GIVEN PROBLEM: Output all of the entries exactly as written.

DATA SHOWN:
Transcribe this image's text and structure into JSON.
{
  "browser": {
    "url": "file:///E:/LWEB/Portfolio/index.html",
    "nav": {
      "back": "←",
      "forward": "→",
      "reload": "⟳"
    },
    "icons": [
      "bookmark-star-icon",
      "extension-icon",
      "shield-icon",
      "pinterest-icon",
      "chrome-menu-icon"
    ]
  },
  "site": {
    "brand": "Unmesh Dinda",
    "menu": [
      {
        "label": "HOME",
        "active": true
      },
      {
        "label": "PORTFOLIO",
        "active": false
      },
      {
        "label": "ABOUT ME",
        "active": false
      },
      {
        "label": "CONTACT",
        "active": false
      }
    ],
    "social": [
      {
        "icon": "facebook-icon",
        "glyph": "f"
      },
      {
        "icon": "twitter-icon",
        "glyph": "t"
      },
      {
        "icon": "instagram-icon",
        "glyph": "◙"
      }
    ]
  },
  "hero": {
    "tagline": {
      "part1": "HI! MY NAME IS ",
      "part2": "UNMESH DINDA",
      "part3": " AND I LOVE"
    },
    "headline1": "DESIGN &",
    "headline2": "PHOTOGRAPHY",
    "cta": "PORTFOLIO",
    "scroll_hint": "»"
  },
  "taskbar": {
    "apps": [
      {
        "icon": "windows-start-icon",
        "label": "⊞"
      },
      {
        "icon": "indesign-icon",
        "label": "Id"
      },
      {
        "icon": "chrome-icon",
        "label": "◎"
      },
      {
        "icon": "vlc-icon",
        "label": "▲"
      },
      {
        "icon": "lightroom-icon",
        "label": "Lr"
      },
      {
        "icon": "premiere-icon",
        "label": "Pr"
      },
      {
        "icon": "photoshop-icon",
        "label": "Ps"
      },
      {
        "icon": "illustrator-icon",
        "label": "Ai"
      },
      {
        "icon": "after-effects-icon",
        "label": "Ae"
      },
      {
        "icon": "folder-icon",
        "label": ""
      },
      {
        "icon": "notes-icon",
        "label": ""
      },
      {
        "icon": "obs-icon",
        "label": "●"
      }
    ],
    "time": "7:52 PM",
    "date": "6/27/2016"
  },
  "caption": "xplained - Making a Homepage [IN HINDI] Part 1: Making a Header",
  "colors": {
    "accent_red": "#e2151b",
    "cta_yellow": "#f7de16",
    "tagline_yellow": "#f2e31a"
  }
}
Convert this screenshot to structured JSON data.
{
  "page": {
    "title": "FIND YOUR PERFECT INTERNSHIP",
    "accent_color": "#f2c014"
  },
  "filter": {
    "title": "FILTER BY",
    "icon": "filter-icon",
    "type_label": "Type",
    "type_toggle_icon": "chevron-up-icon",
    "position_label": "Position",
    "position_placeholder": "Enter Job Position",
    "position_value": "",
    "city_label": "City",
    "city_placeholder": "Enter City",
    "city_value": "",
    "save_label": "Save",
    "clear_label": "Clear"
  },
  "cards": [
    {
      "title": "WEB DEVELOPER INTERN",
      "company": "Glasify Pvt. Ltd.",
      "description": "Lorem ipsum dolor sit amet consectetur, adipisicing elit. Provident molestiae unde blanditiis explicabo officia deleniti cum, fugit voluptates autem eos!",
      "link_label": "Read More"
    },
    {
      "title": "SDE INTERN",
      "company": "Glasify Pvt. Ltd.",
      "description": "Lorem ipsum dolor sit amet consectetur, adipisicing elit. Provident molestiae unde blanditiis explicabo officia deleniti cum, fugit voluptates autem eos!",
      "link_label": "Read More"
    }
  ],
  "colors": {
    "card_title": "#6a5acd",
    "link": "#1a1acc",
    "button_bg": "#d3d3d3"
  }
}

TASK SOLUTION:
Transcribe this image's text and structure into JSON.
{
  "browser": {
    "url": "file:///E:/LWEB/Portfolio/index.html",
    "nav": {
      "back": "←",
      "forward": "→",
      "reload": "⟳"
    },
    "icons": [
      "bookmark-star-icon",
      "extension-icon",
      "shield-icon",
      "pinterest-icon",
      "chrome-menu-icon"
    ]
  },
  "site": {
    "brand": "Unmesh Dinda",
    "menu": [
      {
        "label": "HOME",
        "active": true
      },
      {
        "label": "PORTFOLIO",
        "active": false
      },
      {
        "label": "ABOUT ME",
        "active": false
      },
      {
        "label": "CONTACT",
        "active": false
      }
    ],
    "social": [
      {
        "icon": "facebook-icon",
        "glyph": "f"
      },
      {
        "icon": "twitter-icon",
        "glyph": "t"
      },
      {
        "icon": "instagram-icon",
        "glyph": "◙"
      }
    ]
  },
  "hero": {
    "tagline": {
      "part1": "HI! MY NAME IS ",
      "part2": "UNMESH DINDA",
      "part3": " AND I LOVE"
    },
    "headline1": "DESIGN &",
    "headline2": "PHOTOGRAPHY",
    "cta": "PORTFOLIO",
    "scroll_hint": "»"
  },
  "taskbar": {
    "apps": [
      {
        "icon": "windows-start-icon",
        "label": "⊞"
      },
      {
        "icon": "indesign-icon",
        "label": "Id"
      },
      {
        "icon": "chrome-icon",
        "label": "◎"
      },
      {
        "icon": "vlc-icon",
        "label": "▲"
      },
      {
        "icon": "lightroom-icon",
        "label": "Lr"
      },
      {
        "icon": "premiere-icon",
        "label": "Pr"
      },
      {
        "icon": "photoshop-icon",
        "label": "Ps"
      },
      {
        "icon": "illustrator-icon",
        "label": "Ai"
      },
      {
        "icon": "after-effects-icon",
        "label": "Ae"
      },
      {
        "icon": "folder-icon",
        "label": ""
      },
      {
        "icon": "notes-icon",
        "label": ""
      },
      {
        "icon": "obs-icon",
        "label": "●"
      }
    ],
    "time": "7:52 PM",
    "date": "6/27/2016"
  },
  "caption": "xplained - Making a Homepage [IN HINDI] Part 1: Making a Header",
  "colors": {
    "accent_red": "#e2151b",
    "cta_yellow": "#f7de16",
    "tagline_yellow": "#f2e31a"
  }
}
Convert this screenshot to structured JSON data.
{
  "page": {
    "title": "FIND YOUR PERFECT INTERNSHIP",
    "accent_color": "#f2c014"
  },
  "filter": {
    "title": "FILTER BY",
    "icon": "filter-icon",
    "type_label": "Type",
    "type_toggle_icon": "chevron-up-icon",
    "position_label": "Position",
    "position_placeholder": "Enter Job Position",
    "position_value": "",
    "city_label": "City",
    "city_placeholder": "Enter City",
    "city_value": "",
    "save_label": "Save",
    "clear_label": "Clear"
  },
  "cards": [
    {
      "title": "WEB DEVELOPER INTERN",
      "company": "Glasify Pvt. Ltd.",
      "description": "Lorem ipsum dolor sit amet consectetur, adipisicing elit. Provident molestiae unde blanditiis explicabo officia deleniti cum, fugit voluptates autem eos!",
      "link_label": "Read More"
    },
    {
      "title": "SDE INTERN",
      "company": "Glasify Pvt. Ltd.",
      "description": "Lorem ipsum dolor sit amet consectetur, adipisicing elit. Provident molestiae unde blanditiis explicabo officia deleniti cum, fugit voluptates autem eos!",
      "link_label": "Read More"
    }
  ],
  "colors": {
    "card_title": "#6a5acd",
    "link": "#1a1acc",
    "button_bg": "#d3d3d3"
  }
}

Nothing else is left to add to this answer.